> _INPUT DATA_:
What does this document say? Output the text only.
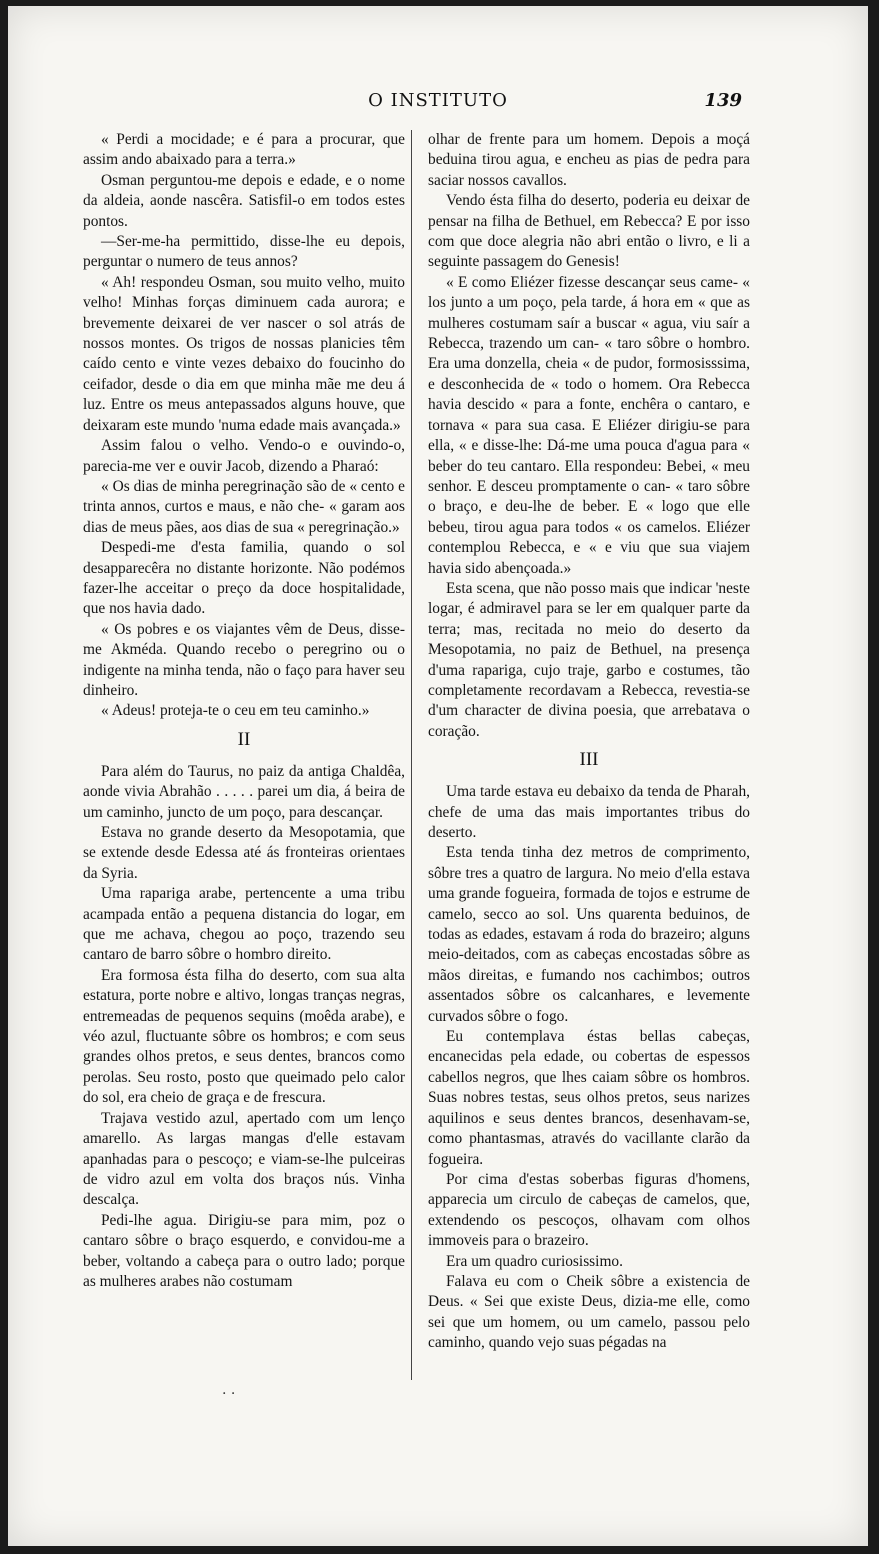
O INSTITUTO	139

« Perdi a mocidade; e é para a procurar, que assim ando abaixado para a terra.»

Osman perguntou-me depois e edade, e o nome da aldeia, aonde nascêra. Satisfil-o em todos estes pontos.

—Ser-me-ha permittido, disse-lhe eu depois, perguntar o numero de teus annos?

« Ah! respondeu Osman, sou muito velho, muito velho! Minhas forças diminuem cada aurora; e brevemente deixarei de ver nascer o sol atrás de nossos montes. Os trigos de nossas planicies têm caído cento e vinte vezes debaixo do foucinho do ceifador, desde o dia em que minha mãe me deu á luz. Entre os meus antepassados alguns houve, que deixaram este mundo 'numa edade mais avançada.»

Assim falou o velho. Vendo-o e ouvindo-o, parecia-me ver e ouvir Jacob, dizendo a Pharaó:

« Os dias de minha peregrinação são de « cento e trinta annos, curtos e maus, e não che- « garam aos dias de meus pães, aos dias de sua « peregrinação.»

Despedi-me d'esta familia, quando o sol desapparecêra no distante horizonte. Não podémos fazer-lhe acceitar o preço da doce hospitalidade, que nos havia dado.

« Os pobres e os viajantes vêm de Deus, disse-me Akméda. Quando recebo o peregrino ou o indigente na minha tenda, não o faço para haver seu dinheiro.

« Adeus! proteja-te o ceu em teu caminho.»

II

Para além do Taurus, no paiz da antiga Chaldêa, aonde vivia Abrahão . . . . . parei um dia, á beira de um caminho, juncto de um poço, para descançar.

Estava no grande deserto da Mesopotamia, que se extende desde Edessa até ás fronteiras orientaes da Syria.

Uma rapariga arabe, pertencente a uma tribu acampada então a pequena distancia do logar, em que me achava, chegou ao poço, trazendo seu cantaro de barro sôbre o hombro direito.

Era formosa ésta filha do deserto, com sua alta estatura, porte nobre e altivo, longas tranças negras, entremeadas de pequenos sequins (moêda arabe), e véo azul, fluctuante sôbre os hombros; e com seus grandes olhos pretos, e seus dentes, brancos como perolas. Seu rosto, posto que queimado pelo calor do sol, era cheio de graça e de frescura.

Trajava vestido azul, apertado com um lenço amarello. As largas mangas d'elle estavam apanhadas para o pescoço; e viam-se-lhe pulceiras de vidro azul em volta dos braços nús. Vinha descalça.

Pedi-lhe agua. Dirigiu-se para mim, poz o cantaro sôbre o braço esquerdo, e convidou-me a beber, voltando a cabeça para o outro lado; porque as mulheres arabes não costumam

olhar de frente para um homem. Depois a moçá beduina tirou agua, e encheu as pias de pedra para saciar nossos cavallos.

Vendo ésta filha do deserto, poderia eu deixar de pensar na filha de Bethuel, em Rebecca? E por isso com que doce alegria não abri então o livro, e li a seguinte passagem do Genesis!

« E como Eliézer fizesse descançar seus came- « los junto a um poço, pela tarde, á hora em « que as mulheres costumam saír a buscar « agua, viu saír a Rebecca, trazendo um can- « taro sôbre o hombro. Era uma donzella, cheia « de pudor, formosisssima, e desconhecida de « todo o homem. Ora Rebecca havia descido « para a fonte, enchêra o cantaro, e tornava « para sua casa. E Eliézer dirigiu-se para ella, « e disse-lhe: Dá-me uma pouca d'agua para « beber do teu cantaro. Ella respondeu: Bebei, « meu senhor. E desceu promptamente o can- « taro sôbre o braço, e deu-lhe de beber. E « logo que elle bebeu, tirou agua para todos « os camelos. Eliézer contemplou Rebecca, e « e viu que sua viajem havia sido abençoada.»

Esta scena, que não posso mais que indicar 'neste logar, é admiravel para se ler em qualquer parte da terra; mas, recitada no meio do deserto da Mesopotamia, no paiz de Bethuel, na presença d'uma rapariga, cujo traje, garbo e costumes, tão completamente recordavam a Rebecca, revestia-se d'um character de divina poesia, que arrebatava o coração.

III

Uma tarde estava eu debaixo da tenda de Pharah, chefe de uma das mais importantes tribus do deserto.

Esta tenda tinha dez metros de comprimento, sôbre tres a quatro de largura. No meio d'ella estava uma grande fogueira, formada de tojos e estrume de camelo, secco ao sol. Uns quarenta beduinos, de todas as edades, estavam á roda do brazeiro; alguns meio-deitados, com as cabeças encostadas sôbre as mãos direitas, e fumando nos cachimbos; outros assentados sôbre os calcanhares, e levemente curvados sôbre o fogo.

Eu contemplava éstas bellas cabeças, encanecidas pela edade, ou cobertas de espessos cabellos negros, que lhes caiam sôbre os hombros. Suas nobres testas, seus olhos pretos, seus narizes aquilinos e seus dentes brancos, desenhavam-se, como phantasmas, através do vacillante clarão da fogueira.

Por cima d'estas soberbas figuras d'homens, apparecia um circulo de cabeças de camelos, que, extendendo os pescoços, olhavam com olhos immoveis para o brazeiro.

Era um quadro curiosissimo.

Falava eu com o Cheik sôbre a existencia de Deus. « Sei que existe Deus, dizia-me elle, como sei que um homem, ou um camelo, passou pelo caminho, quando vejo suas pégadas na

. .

==

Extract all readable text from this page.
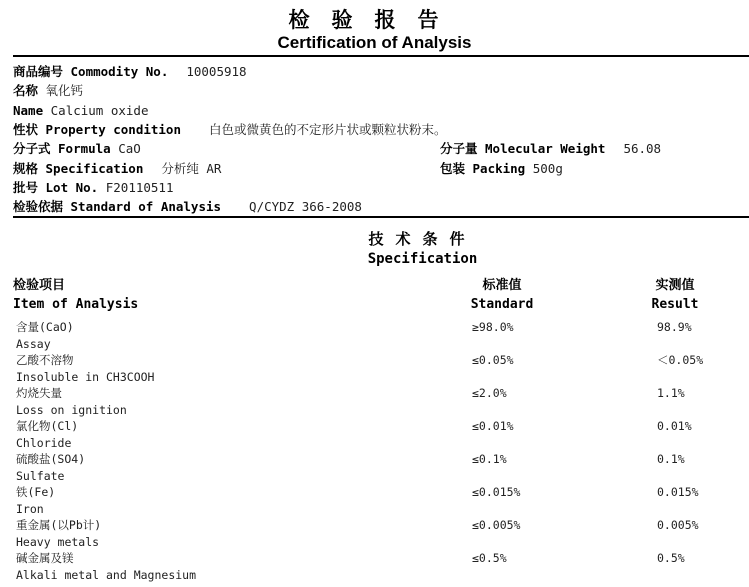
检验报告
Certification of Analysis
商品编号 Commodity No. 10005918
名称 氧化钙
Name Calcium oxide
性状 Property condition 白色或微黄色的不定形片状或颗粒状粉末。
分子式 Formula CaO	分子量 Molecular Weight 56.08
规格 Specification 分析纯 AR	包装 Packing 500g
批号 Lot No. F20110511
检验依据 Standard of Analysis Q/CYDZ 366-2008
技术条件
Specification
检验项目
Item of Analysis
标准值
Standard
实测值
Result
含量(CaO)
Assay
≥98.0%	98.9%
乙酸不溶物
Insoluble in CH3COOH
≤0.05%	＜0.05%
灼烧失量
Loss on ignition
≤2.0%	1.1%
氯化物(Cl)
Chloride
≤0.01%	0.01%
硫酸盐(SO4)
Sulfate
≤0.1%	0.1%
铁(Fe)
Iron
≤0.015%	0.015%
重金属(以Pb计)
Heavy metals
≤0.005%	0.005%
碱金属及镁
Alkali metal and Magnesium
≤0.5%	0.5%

---

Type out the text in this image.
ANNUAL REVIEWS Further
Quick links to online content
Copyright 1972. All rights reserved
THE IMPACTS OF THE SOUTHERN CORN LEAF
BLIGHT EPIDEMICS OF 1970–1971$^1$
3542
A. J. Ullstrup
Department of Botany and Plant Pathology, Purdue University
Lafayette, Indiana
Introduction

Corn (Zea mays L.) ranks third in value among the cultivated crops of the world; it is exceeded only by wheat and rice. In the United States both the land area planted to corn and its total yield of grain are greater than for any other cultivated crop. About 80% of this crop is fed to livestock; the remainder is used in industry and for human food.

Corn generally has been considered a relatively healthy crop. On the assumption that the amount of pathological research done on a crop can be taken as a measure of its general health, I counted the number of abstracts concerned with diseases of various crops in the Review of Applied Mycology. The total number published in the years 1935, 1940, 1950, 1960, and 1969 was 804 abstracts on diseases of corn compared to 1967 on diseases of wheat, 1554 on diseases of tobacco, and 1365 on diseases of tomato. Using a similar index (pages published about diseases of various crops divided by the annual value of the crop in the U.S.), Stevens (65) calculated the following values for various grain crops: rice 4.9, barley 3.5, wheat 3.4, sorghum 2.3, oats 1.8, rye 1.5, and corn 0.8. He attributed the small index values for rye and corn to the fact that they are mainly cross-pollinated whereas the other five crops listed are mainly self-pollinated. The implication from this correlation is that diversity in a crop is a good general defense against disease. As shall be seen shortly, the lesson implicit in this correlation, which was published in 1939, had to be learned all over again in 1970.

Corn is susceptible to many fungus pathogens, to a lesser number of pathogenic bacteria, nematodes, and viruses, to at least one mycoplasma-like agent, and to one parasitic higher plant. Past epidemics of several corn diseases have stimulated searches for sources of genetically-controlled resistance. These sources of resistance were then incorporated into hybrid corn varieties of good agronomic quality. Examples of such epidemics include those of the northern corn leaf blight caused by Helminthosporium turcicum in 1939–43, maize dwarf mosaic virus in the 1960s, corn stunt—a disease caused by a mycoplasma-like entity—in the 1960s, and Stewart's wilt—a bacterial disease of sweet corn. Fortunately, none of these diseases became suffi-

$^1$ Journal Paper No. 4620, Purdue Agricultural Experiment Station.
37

> _YOUR ASSIGNMENT_:
Filter this listing and copy only the lines holding the word "terra".

> _FINISHED TASK_:
« Perdi a mocidade; e é para a procurar, que assim ando abaixado para a terra.»
Esta scena, que não posso mais que indicar 'neste logar, é admiravel para se ler em qualquer parte da terra; mas, recitada no meio do deserto da Mesopotamia, no paiz de Bethuel, na presença d'uma rapariga, cujo traje, garbo e costumes, tão completamente recordavam a Rebecca, revestia-se d'um character de divina poesia, que arrebatava o coração.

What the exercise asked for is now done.